¿Dónde encontrar a Mawlānā? Una visita a Konya muestra que la verdadera casa del maestro del amor Divino no es una ciudad, ni un país, ni ningún otro sitio sobre la tierra, sino los corazones de aquellos que están sedientos del vino del amor.
Ven y visita mi casa por algún tiempo
que la luz del Amor puede brillar
desde Konya a Samarcanda
y Bojārā por algún tiempo...
Así cantaba Mawlānā Rumi, profundamente absorto en su amor por Shams-e Tabrizi, en quién veía manifestarse el brillo de lo Divino y que le transportaba a los más elevados éxtasis de amor y de anonadamiento.
Konya, el antiguo Iconium, ha sido por mucho tiempo —setecientos cincuenta años, para ser exactos— un centro espiritual, no sólo para la tariqa Mevlevi sino también para millones de personas del mundo persa que reconocen al Masnawi de Mawlānā Rumi como «el Qorán en lengua persa», como dijo Ŷāmi, y que han comentado sus versos en persa, en turco, en urdu, en sindhi y en otras muchas lenguas orientales. A partir del siglo diecinueve, la imaginación de algunos orientalistas occidentales, entusiasmados además por la poesía persa, se dirigió hacia esta modesta ciudad de la Anatolia central. La visité por primera vez en la primavera de 1952, yo sola, y la encontré envuelta en una romántica tristeza. Una tormenta hizo que las flores se abrieran; de repente la polvorienta ciudad se llenó de la fragancia de los macizos de iğde, y se cubrió con un maravilloso velo de fresco verdor —«adornos paradisíacos», llamaba Mawlānā a las hojas tiernas—, pues los jardines, en aquella época, llegaban casi hasta el centro de la ciudad. La majestuosa mezquita Alaettin sobre su colina, donde estuvo en tiempos el castillo Seljukida que custodiaba Konya, me impresionó por su tamaño y su noble sencillez, pero, en cambio, las dos madrazas más famosas, la madraza Karatay (1251) y la Ince Minareli (1258) (ambas levantadas en la época en que Mawlānā enseñaba en la ciudad) no estaban entonces muy bien conservadas. Sólo a principios del siguiente año, fue renovada la parte histórica de Konya gracias a los esfuerzos del por aquel entonces director del Museo Mawlānā, Mehmet Onder; las hermosas madrazas se convirtieron en atractivos museos, y el oloroso jardín alrededor del mausoleo —ahora museo— recobró su antiguo esplendor, como lo hizo el área alrededor del Maqām de Shams-e Tabrizi, situado cerca del lugar donde se hallaba la casa de Mawlānā —la casa de la que fue sacado Shams una fría noche de diciembre para no volver nunca más...

- Enunciado A: Indica si cada afirmación concuerda con el fragmento sobre Konya y justifica tu respuesta con una cita literal: (i) la primera visita a Konya que se relata se hizo en compañía; (ii) la madraza Karatay data de 1251; (iii) la renovación de la parte histórica de Konya se debió a los esfuerzos de Mehmet Onder.
El texto y el listado no guardan ninguna relación entre sí.

- Datos registrados:
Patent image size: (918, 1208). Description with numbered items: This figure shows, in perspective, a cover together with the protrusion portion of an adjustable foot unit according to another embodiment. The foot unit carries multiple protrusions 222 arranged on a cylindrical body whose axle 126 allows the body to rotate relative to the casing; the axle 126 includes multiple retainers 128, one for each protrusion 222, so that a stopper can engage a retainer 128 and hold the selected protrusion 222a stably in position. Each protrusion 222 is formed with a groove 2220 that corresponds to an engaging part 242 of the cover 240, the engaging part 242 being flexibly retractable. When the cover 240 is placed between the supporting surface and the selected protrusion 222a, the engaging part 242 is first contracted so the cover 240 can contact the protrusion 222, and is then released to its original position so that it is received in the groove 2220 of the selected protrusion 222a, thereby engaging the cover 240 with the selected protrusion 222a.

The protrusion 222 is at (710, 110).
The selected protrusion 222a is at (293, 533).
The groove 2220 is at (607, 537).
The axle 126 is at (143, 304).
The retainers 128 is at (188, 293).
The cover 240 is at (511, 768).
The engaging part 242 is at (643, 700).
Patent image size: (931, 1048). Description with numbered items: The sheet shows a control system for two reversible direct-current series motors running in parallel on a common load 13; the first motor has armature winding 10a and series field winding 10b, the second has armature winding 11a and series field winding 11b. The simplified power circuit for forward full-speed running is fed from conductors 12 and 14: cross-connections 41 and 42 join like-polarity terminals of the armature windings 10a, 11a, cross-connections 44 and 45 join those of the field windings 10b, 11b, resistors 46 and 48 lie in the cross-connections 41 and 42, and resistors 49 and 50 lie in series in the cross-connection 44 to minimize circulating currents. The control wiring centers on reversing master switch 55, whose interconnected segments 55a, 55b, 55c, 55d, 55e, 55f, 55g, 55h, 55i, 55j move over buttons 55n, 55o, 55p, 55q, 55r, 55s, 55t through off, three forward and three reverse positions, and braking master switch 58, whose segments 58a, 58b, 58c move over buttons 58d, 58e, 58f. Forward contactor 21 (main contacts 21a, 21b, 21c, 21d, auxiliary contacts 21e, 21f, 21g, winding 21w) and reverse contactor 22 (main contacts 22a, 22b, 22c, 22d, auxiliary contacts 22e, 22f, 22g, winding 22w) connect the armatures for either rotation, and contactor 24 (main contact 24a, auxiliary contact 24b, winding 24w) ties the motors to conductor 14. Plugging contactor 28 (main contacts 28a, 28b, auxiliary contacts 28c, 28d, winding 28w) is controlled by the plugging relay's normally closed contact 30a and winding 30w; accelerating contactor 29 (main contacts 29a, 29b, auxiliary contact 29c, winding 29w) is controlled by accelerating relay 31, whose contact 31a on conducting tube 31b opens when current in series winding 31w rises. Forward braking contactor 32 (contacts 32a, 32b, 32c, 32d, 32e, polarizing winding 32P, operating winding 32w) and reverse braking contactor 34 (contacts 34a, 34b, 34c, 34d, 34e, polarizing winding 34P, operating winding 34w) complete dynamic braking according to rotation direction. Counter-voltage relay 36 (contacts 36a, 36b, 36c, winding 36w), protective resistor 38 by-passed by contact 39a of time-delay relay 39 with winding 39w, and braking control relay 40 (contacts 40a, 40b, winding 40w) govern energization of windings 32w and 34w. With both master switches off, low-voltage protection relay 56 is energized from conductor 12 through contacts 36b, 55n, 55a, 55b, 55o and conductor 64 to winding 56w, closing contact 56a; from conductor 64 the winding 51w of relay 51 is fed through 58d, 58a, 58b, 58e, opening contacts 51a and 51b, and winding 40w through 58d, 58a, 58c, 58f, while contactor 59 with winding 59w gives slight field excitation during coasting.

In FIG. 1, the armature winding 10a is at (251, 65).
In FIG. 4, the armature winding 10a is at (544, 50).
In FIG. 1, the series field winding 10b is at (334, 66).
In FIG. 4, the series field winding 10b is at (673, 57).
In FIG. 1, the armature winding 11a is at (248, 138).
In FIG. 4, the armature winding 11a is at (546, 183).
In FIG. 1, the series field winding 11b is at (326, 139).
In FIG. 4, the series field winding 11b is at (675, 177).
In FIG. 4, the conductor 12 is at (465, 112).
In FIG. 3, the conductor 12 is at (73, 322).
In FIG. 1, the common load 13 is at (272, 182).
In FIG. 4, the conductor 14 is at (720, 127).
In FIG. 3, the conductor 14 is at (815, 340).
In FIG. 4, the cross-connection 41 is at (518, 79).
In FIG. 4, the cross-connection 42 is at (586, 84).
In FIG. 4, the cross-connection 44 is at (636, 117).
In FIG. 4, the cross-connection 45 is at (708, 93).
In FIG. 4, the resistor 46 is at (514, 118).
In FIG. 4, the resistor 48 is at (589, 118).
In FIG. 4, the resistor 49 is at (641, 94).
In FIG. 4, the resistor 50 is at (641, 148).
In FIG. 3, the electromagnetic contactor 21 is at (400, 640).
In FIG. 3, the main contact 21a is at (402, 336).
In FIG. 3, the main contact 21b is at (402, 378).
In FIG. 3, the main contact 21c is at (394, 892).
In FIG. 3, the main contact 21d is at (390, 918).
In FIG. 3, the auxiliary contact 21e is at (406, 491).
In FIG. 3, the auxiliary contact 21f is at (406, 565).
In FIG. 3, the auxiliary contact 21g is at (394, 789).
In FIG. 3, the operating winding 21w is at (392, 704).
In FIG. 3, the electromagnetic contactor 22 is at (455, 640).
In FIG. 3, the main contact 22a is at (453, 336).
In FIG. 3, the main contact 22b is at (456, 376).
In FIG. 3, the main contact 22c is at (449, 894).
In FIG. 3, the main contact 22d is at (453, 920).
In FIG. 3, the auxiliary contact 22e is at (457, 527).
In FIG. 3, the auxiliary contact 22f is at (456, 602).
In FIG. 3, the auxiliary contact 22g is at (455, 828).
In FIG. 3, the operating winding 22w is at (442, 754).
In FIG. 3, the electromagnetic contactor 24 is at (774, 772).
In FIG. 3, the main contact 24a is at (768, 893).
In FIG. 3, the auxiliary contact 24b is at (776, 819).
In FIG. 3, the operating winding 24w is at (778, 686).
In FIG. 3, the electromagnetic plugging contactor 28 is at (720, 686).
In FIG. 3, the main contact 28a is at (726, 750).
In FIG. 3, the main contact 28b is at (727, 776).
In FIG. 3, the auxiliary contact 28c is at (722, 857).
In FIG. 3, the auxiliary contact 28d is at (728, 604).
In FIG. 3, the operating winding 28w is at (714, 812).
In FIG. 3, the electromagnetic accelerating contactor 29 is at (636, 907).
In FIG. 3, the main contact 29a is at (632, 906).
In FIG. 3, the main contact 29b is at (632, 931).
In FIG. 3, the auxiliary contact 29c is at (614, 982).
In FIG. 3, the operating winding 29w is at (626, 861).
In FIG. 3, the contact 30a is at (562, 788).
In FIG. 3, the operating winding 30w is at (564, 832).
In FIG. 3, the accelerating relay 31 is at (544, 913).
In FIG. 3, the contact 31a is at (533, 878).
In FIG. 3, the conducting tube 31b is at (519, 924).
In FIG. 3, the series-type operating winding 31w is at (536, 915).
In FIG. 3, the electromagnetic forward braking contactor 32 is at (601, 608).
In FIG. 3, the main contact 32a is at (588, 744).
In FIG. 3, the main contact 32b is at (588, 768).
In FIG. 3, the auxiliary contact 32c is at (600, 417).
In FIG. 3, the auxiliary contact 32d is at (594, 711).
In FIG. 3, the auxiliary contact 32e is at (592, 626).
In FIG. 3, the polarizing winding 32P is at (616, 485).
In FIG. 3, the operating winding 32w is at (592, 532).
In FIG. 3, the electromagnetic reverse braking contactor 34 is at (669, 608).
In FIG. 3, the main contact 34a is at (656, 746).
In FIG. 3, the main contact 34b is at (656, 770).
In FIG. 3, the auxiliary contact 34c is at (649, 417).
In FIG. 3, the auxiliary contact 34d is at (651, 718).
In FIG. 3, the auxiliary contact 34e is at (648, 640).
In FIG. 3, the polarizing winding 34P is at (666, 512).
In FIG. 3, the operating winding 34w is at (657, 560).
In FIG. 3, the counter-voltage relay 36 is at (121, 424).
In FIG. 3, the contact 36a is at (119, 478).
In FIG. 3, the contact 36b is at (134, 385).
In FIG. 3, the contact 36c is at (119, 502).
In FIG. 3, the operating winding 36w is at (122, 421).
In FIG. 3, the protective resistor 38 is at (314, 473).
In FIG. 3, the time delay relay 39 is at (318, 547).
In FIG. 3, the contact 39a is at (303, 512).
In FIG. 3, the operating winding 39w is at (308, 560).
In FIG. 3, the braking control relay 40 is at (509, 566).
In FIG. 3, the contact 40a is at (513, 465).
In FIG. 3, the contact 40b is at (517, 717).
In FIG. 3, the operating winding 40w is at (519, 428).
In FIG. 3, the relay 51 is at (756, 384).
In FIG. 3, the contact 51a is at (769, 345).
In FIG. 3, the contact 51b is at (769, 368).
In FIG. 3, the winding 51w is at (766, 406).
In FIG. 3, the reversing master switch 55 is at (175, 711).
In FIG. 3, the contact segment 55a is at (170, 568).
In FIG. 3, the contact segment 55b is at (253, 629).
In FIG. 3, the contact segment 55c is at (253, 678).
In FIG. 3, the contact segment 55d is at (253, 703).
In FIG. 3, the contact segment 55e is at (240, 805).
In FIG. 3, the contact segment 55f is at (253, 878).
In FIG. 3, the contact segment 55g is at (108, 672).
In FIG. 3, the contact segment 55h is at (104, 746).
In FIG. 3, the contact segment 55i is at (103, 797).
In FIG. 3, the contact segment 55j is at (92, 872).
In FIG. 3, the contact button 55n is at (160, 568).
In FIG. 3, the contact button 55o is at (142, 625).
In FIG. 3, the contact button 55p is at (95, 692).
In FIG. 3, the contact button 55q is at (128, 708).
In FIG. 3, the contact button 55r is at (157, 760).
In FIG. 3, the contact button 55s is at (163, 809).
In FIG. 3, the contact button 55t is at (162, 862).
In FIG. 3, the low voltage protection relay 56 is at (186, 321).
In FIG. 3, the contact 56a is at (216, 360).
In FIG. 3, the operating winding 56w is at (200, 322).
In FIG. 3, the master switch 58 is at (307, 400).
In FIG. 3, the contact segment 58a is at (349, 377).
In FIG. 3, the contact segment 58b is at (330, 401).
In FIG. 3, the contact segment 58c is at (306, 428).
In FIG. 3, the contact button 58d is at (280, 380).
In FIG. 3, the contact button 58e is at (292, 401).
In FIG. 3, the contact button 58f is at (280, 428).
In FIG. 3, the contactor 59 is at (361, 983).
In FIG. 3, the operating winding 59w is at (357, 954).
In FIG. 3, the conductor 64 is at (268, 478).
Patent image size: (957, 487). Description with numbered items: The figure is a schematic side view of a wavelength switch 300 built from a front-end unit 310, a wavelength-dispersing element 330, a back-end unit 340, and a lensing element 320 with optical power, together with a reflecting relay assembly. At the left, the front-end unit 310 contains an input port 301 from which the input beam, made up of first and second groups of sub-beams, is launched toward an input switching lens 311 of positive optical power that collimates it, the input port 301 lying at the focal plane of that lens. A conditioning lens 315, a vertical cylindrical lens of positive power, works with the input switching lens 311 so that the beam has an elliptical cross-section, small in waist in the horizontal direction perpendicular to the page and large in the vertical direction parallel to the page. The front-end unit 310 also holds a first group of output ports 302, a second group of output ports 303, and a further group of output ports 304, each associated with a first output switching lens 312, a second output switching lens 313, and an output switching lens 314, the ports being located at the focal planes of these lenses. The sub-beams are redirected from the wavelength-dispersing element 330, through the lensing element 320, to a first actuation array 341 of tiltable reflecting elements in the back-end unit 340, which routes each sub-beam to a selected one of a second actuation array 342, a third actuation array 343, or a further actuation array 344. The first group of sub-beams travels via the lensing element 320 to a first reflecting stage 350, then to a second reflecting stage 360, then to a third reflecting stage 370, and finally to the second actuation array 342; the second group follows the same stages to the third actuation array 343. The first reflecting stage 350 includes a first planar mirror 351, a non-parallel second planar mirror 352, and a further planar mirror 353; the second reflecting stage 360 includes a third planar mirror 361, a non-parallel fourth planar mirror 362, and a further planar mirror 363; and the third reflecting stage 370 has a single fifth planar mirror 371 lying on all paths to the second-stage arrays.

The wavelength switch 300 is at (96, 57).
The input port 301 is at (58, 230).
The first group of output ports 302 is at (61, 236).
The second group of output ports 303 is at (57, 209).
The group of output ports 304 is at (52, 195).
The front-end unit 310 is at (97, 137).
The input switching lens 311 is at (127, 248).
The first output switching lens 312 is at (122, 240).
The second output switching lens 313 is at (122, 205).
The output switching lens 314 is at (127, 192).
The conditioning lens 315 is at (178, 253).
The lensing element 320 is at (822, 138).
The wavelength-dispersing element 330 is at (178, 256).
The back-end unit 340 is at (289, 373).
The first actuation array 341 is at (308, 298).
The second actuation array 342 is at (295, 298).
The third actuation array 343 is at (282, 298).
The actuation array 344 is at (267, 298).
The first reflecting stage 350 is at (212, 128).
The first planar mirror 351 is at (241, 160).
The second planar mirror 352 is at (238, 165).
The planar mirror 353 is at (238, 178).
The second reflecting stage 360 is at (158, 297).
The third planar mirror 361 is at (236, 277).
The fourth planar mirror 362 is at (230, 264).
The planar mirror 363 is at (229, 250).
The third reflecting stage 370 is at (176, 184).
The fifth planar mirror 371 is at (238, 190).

- Enunciado B: Copia sin ningún cambio las líneas del listado que van desde su comienzo hasta la línea que contiene "The engaging part 242 is at (643, 700).", ambas incluidas.

- Solución A:
(i) No: «La visité por primera vez en la primavera de 1952, yo sola».
(ii) Sí: «la madraza Karatay (1251)».
(iii) Sí: «fue renovada la parte histórica de Konya gracias a los esfuerzos del por aquel entonces director del Museo Mawlānā, Mehmet Onder».

- Solución B:
Patent image size: (918, 1208). Description with numbered items: This figure shows, in perspective, a cover together with the protrusion portion of an adjustable foot unit according to another embodiment. The foot unit carries multiple protrusions 222 arranged on a cylindrical body whose axle 126 allows the body to rotate relative to the casing; the axle 126 includes multiple retainers 128, one for each protrusion 222, so that a stopper can engage a retainer 128 and hold the selected protrusion 222a stably in position. Each protrusion 222 is formed with a groove 2220 that corresponds to an engaging part 242 of the cover 240, the engaging part 242 being flexibly retractable. When the cover 240 is placed between the supporting surface and the selected protrusion 222a, the engaging part 242 is first contracted so the cover 240 can contact the protrusion 222, and is then released to its original position so that it is received in the groove 2220 of the selected protrusion 222a, thereby engaging the cover 240 with the selected protrusion 222a.

The protrusion 222 is at (710, 110).
The selected protrusion 222a is at (293, 533).
The groove 2220 is at (607, 537).
The axle 126 is at (143, 304).
The retainers 128 is at (188, 293).
The cover 240 is at (511, 768).
The engaging part 242 is at (643, 700).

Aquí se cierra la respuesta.